▶ **WHAT YOU NEED TO DO**
Locate the lines that hold the string "Chabrier". Copy every such line.

▶ **RECORDS FOR THE EXERCISE**
........

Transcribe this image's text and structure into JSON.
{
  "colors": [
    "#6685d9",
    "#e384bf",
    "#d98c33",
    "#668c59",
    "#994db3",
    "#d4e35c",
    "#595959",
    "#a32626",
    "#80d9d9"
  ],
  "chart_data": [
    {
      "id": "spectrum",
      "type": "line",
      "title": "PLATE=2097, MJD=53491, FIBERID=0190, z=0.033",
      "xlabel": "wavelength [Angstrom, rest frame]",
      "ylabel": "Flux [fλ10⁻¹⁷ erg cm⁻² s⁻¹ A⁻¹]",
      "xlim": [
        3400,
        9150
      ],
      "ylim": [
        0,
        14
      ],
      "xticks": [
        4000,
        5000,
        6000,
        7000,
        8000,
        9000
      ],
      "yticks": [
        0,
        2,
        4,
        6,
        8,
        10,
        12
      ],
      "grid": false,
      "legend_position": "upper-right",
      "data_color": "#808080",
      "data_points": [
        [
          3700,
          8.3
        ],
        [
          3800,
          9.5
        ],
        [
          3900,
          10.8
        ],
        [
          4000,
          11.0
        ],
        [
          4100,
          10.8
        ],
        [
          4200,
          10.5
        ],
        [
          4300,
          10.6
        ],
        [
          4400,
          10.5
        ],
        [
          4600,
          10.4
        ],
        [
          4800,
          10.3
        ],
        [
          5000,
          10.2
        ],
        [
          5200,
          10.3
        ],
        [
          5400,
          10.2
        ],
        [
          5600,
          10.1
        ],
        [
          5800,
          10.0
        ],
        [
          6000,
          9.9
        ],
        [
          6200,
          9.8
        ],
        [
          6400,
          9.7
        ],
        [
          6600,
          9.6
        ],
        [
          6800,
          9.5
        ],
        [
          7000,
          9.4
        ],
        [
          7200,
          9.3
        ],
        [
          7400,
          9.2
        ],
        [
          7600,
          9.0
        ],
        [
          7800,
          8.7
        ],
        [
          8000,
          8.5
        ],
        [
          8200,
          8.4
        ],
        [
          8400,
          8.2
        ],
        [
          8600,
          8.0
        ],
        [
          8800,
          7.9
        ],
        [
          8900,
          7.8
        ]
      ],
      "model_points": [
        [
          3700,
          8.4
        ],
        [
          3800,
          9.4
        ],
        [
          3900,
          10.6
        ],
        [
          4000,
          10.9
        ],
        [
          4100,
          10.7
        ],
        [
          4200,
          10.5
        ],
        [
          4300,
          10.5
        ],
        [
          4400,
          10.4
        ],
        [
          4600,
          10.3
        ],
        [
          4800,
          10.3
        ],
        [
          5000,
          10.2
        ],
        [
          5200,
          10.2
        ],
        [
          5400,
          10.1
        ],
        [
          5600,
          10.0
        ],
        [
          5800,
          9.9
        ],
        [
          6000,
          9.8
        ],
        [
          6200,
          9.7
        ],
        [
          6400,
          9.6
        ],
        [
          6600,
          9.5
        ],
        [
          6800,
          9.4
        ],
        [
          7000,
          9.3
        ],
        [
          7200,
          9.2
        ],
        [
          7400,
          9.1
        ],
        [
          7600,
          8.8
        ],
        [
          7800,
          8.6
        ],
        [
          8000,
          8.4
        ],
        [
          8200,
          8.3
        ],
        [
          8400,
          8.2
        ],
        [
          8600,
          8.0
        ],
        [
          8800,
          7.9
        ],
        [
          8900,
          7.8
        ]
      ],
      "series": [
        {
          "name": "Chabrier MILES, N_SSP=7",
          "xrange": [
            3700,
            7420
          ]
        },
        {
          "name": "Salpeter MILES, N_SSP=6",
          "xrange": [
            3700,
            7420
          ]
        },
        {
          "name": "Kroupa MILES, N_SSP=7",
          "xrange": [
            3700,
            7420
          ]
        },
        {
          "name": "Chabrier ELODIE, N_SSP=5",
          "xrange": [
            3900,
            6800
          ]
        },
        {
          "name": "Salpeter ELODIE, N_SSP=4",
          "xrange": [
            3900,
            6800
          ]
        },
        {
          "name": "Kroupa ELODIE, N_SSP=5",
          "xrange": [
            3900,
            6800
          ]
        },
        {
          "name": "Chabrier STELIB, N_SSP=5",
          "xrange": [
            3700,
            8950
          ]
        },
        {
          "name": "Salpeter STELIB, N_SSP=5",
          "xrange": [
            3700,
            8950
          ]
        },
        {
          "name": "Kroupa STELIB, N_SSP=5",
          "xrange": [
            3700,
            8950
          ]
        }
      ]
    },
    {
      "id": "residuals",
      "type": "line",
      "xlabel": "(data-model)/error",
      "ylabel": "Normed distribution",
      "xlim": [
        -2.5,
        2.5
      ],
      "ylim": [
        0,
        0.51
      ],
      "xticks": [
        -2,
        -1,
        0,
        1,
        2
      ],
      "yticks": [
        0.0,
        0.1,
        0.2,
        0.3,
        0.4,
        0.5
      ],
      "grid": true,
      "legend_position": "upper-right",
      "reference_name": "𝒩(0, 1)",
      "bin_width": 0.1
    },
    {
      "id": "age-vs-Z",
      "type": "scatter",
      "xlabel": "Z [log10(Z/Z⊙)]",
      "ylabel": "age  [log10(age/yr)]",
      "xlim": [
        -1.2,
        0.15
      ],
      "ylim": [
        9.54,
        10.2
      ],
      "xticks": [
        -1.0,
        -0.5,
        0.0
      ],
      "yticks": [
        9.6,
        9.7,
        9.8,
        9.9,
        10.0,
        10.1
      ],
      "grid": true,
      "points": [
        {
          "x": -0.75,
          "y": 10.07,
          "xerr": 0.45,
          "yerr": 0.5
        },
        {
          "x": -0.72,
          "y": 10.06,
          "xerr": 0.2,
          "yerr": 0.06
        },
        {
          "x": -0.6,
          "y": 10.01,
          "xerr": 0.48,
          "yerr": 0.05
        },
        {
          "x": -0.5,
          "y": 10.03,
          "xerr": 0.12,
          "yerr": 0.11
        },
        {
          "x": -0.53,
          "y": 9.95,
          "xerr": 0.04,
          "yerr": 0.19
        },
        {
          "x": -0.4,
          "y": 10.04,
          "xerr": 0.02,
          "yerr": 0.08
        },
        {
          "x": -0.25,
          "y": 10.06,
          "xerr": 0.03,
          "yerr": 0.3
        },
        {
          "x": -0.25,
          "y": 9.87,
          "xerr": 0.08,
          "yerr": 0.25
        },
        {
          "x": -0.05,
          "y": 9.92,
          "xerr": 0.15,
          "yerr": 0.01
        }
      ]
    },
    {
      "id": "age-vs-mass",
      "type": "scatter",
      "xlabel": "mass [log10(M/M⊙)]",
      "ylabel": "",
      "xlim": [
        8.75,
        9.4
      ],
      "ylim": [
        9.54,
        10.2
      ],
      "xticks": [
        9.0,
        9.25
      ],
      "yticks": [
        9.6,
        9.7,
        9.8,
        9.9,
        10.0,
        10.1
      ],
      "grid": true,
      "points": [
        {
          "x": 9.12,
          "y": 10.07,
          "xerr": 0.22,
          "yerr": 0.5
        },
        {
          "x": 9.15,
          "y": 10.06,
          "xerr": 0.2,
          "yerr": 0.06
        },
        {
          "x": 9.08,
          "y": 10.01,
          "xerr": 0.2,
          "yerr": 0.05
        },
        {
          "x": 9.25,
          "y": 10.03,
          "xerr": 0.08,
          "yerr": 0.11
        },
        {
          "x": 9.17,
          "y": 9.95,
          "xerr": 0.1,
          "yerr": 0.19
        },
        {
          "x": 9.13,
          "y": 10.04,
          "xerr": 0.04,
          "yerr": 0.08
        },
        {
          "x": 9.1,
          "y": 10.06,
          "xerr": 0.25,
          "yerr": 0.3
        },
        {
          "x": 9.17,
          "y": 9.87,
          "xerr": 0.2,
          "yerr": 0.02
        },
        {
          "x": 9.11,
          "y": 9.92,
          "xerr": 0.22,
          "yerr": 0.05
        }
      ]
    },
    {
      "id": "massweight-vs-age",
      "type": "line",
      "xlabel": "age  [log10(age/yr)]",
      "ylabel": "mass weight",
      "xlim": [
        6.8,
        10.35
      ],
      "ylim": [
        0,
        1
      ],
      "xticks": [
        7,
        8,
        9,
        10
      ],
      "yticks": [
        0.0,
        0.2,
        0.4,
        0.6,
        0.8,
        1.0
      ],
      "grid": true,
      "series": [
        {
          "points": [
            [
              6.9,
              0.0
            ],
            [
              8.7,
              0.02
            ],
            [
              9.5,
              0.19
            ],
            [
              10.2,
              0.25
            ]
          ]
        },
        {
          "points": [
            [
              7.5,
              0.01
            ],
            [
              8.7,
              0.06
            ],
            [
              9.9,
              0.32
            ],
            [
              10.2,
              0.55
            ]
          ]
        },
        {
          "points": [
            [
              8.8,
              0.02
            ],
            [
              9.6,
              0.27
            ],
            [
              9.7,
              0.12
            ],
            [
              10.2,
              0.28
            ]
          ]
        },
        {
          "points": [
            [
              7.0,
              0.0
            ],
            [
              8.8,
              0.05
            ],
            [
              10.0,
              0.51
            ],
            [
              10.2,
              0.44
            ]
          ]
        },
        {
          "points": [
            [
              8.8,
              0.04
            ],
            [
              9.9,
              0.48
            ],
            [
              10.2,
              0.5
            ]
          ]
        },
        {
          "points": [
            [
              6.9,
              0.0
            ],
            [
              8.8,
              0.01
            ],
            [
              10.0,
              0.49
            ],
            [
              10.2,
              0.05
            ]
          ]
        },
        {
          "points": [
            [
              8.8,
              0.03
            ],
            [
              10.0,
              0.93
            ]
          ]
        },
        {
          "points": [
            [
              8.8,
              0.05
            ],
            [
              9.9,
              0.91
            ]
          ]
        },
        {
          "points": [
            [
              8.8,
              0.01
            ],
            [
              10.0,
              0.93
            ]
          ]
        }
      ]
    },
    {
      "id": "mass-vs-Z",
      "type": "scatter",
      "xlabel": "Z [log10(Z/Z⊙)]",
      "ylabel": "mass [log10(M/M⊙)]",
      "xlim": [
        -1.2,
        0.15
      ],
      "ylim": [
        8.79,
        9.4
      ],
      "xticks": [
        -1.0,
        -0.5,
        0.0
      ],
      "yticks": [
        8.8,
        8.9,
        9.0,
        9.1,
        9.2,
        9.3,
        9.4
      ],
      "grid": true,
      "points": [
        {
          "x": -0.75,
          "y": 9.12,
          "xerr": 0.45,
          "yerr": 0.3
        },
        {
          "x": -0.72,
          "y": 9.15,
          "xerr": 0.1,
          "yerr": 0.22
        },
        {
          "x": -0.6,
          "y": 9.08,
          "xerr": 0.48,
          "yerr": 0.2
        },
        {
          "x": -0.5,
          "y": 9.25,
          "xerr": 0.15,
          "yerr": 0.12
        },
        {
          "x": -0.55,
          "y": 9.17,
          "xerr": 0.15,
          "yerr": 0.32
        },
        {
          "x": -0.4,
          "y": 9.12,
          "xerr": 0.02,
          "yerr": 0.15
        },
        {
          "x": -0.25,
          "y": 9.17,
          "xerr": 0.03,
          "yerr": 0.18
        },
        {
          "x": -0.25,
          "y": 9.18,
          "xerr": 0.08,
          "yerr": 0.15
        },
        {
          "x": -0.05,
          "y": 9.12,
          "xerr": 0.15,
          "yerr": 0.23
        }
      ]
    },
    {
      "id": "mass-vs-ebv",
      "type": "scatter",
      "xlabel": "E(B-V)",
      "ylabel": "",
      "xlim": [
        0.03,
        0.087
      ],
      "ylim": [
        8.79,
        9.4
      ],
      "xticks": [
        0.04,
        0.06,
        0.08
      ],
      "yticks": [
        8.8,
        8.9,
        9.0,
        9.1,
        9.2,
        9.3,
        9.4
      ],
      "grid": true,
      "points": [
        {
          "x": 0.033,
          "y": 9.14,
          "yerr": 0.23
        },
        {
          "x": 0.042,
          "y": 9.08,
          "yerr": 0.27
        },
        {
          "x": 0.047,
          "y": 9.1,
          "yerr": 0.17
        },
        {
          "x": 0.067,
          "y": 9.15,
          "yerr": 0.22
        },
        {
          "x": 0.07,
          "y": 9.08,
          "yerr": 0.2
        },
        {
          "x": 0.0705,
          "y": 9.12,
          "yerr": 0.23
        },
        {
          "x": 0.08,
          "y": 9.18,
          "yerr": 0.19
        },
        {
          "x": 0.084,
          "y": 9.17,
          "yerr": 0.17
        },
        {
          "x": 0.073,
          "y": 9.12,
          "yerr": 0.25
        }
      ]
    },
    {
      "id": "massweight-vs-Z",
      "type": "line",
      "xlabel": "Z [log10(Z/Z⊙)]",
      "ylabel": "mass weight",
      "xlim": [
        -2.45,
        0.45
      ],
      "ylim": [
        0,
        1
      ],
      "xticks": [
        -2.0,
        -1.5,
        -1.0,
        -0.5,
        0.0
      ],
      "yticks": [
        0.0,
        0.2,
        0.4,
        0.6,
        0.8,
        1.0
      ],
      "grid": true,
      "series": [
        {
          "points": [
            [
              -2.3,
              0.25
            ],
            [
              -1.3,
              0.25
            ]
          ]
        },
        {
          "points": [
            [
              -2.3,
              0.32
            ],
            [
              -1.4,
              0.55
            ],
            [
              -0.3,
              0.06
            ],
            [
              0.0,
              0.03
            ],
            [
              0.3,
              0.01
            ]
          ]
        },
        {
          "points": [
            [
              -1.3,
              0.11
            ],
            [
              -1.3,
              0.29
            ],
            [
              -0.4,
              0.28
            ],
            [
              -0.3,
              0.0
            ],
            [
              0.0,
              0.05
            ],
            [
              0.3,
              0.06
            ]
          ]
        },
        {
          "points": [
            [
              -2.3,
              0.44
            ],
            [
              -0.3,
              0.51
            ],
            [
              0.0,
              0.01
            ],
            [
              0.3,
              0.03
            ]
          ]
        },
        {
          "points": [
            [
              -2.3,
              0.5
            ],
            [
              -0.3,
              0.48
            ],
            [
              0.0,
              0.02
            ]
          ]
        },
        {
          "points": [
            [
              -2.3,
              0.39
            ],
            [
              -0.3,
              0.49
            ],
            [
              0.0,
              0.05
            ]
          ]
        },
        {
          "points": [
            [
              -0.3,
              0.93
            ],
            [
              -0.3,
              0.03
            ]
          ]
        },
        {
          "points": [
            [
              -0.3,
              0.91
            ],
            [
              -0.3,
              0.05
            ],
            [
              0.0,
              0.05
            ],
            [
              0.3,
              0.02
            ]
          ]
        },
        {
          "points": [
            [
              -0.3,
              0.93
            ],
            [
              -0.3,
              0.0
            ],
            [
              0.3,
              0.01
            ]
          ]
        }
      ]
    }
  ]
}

........

▶ **ANSWER TO THIS TASK**
          "name": "Chabrier MILES, N_SSP=7",
          "name": "Chabrier ELODIE, N_SSP=5",
          "name": "Chabrier STELIB, N_SSP=5",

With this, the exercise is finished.